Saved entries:
|---|

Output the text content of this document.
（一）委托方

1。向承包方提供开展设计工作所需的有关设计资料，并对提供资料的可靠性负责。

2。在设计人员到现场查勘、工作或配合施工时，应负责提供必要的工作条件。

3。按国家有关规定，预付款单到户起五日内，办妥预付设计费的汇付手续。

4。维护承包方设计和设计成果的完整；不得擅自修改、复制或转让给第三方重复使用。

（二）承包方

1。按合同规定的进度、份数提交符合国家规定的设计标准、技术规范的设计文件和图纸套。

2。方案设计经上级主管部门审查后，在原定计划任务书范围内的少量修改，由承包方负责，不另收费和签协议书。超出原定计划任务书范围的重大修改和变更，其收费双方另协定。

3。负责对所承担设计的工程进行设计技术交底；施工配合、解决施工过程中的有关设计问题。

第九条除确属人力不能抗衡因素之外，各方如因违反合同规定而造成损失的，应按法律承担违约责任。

|---|

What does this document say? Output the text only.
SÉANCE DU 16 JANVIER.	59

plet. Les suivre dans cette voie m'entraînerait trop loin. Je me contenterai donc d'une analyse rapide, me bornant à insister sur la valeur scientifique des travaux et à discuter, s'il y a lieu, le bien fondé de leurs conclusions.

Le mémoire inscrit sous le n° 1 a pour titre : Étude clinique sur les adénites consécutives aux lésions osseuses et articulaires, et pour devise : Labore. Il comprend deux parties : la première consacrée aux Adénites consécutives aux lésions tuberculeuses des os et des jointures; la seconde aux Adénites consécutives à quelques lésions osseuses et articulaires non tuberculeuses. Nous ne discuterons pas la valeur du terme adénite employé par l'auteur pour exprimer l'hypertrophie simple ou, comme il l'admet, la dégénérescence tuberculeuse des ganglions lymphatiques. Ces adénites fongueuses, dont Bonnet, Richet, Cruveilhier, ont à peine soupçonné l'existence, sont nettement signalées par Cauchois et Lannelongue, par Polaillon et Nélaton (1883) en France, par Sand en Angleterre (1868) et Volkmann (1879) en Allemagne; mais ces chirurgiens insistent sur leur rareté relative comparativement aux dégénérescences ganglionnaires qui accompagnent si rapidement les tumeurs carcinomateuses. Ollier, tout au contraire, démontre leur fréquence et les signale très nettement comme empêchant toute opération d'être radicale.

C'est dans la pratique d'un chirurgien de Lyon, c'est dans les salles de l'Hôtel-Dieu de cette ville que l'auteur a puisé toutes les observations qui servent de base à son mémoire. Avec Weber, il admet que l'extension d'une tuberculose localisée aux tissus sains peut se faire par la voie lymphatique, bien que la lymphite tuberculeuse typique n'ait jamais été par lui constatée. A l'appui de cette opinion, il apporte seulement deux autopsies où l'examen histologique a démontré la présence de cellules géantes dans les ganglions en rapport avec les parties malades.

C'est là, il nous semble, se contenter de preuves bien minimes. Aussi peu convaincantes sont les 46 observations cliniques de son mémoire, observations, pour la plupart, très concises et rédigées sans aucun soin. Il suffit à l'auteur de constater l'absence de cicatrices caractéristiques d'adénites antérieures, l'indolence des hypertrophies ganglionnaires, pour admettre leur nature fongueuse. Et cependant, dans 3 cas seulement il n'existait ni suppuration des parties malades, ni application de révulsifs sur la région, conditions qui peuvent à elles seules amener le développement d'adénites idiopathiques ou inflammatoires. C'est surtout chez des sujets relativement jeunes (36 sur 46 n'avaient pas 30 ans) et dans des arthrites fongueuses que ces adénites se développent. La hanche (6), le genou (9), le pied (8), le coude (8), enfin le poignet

|---|

TASK DETAILS:
Report how many lines of the data contain the word "Output", using the number alone.

WRITTEN ANSWER:
2